*Exercise brief*
Report every line in the listing that contains the string "candy".
____ Raw records
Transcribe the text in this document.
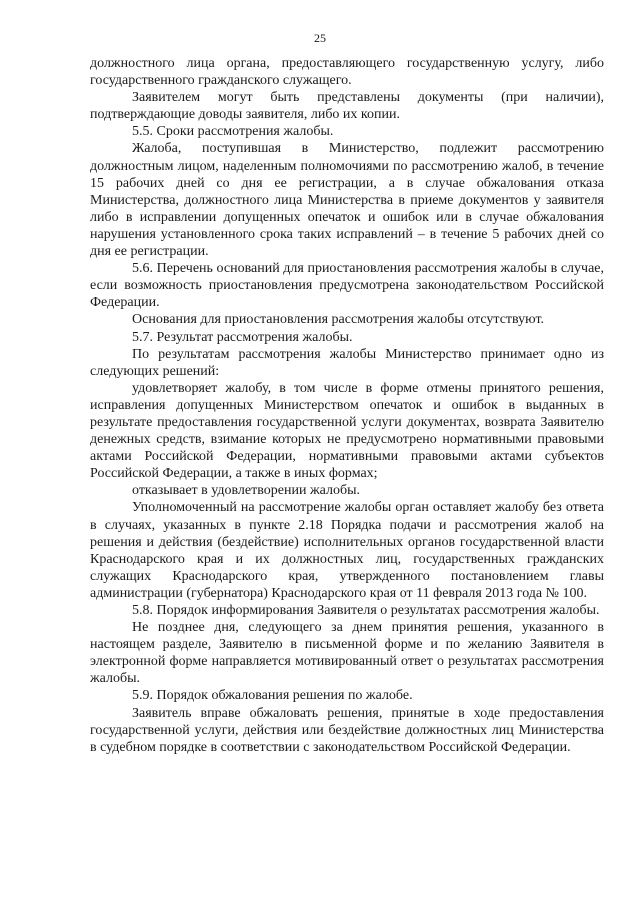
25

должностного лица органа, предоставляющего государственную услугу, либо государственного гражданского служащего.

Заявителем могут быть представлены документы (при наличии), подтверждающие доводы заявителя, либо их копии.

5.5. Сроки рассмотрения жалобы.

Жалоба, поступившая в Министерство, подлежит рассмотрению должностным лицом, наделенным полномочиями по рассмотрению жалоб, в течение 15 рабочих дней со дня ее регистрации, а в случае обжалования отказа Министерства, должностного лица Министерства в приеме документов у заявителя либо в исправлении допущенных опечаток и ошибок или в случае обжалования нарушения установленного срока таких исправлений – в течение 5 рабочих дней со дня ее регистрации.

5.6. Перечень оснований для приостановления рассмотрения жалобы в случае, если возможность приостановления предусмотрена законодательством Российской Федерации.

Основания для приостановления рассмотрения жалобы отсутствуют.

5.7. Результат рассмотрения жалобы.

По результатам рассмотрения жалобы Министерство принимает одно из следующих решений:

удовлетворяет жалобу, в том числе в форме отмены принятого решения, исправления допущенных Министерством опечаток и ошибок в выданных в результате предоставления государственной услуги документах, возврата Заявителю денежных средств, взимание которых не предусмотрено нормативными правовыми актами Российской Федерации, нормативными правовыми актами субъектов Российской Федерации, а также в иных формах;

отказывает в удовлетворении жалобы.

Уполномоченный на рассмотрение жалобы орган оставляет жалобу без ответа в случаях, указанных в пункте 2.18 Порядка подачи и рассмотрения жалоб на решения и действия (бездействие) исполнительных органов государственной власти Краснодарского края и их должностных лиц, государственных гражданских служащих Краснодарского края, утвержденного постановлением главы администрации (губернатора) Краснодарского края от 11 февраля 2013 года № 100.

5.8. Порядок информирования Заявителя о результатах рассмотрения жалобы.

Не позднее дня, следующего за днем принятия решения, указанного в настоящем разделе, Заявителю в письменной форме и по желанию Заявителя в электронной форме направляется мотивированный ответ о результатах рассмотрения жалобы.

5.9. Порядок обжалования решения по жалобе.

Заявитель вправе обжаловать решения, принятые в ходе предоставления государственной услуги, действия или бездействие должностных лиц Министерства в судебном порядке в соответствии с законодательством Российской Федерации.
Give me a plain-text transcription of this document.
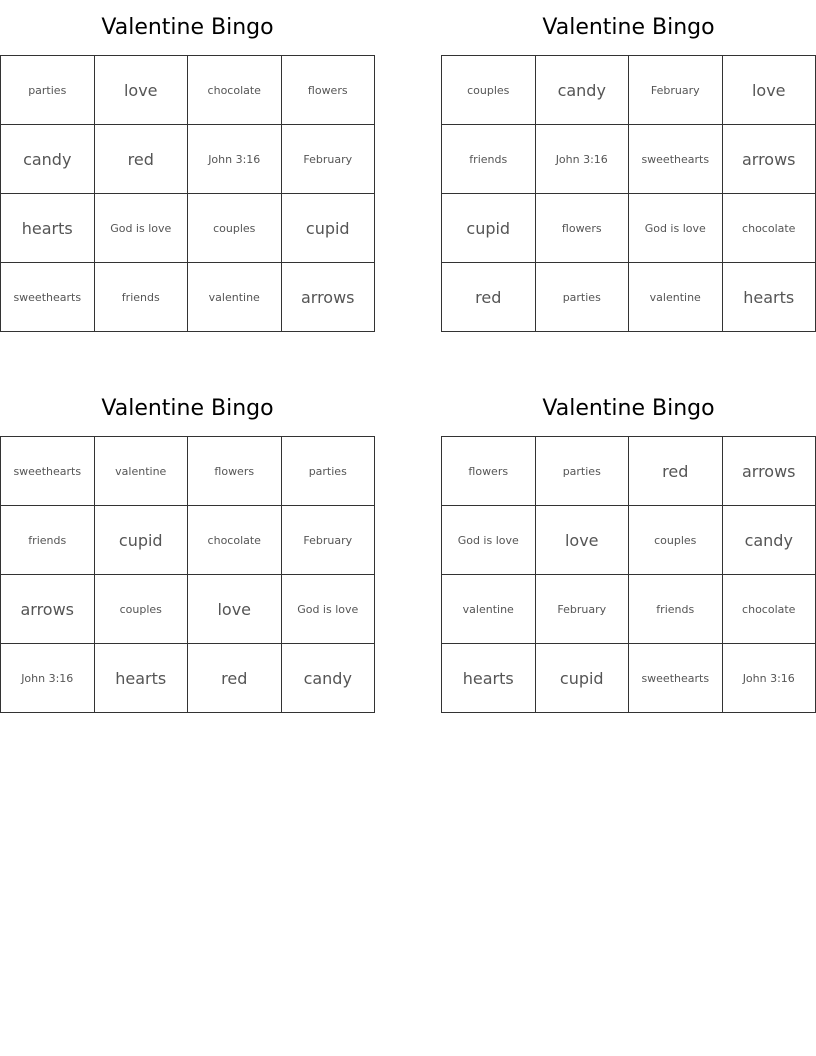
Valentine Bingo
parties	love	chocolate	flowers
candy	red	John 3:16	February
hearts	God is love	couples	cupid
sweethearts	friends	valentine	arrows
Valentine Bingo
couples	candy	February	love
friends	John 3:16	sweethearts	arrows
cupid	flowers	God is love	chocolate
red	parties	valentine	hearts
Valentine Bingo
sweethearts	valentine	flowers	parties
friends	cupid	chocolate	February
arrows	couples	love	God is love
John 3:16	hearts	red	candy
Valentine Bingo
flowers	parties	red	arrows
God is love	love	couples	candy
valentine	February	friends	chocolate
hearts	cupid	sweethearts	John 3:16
________
*Reply to the task*
candy	red	John 3:16	February
couples	candy	February	love
John 3:16	hearts	red	candy
God is love	love	couples	candy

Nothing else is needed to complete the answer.